Côte d’Ivoire : Yapo Calice relaxé par la justice après des accusations de troubles à l’ordre public
En Côte d’Ivoire, Yapo Calice, secrétaire exécutif en chef du PDCI-RDA, a été relaxé des accusations de troubles à l’ordre public à l’issue d’un procès tenu dans un contexte politique post-électoral tendu.


Poursuivi pour ses critiques contre une décision du Conseil constitutionnel ayant invalidé l’élection d’Hervé Alliali lors des législatives du 27 décembre 2025 à Toumodi, il encourait une peine de trois ans de prison avec sursis. Le parquet lui reprochait également d’avoir jeté le discrédit sur une décision de justice.
Dans son verdict rendu le vendredi 27 mars 2026, le tribunal a estimé que les faits ne constituaient pas une infraction et l’a déclaré non coupable de l’ensemble des charges. À la barre, l’ancien ministre du Commerce a contesté les accusations, affirmant n’avoir jamais attaqué l’institution judiciaire. « Je bénis le nom de Dieu », a-t-il déclaré après le délibéré.
Son avocat, Me Luc Kacou Adje, a salué une décision « conforme au droit », estimant que « la vérité judiciaire a été établie ». L’affaire intervient dans un climat politique tendu. L’élection d’Hervé Alliali, initialement annulée le 9 janvier, avait été validée après un scrutin partiel le 21 février.
Ces législatives, organisées après la réélection du président Alassane Ouattara pour un quatrième mandat, ont été marquées par des tensions et des arrestations de militants de l’opposition lors de manifestations interdites, selon Amnesty International. Les autorités, de leur côté, rejettent toute accusation d’arrestations arbitraires et assurent de l’indépendance de la justice.

• [Données fournies]:
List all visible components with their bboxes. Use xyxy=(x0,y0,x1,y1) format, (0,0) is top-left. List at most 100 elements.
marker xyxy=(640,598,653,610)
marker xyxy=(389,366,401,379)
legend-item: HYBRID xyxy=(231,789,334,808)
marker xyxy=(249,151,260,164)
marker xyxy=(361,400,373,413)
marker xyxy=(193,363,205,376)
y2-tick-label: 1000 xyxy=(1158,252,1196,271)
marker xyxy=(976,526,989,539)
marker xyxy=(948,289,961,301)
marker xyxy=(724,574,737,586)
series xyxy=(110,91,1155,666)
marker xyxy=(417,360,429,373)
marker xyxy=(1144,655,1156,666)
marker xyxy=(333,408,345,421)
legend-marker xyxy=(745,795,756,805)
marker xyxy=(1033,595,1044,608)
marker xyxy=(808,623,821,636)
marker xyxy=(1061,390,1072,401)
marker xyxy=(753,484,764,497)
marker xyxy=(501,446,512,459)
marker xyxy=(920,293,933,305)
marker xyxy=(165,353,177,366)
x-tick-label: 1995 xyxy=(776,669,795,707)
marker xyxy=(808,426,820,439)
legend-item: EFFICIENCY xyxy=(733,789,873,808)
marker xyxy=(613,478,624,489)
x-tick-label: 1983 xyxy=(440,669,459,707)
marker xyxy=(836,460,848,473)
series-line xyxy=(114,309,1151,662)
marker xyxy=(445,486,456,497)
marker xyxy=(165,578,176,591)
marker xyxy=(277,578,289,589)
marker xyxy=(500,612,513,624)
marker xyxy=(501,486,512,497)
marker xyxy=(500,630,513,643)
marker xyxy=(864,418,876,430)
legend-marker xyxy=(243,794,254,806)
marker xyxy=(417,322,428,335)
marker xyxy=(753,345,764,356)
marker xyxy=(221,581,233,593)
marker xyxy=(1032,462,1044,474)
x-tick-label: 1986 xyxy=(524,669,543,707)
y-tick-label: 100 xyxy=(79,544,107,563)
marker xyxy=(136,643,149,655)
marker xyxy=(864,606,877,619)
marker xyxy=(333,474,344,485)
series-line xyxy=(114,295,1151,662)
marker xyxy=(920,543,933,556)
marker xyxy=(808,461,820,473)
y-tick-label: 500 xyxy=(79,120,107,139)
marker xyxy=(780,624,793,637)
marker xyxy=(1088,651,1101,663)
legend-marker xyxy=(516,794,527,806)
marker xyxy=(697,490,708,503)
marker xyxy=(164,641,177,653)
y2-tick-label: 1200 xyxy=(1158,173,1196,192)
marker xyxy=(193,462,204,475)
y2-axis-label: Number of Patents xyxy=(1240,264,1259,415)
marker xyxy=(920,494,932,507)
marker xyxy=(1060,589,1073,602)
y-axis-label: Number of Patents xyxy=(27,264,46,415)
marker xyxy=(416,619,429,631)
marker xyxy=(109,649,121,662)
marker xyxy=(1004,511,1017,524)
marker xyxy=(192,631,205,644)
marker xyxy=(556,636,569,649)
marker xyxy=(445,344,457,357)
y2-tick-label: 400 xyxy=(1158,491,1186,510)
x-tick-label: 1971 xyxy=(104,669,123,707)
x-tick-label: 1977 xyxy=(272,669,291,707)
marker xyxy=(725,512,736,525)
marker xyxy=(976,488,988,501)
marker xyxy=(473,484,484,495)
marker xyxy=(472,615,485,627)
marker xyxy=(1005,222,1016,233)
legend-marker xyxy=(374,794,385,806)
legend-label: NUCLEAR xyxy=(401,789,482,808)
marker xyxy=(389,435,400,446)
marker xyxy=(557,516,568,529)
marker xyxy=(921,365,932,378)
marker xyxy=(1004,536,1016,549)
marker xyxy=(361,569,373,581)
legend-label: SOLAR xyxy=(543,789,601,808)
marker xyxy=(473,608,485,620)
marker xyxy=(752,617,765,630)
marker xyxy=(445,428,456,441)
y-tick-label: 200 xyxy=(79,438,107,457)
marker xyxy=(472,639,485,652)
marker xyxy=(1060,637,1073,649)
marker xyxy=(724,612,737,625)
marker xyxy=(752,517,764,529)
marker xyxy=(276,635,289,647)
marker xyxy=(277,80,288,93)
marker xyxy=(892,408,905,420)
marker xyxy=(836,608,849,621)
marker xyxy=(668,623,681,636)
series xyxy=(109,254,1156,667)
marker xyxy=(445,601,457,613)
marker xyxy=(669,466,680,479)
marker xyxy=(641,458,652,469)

• [Votre tâche]:
Recopiez sans rien changer le passage de l'article sur la relaxe de Yapo Calice qui commence par les mots « Poursuivi pour ses » et finit par « décision de justice. ».

• [Résultat attendu]:
Poursuivi pour ses critiques contre une décision du Conseil constitutionnel ayant invalidé l’élection d’Hervé Alliali lors des législatives du 27 décembre 2025 à Toumodi, il encourait une peine de trois ans de prison avec sursis. Le parquet lui reprochait également d’avoir jeté le discrédit sur une décision de justice.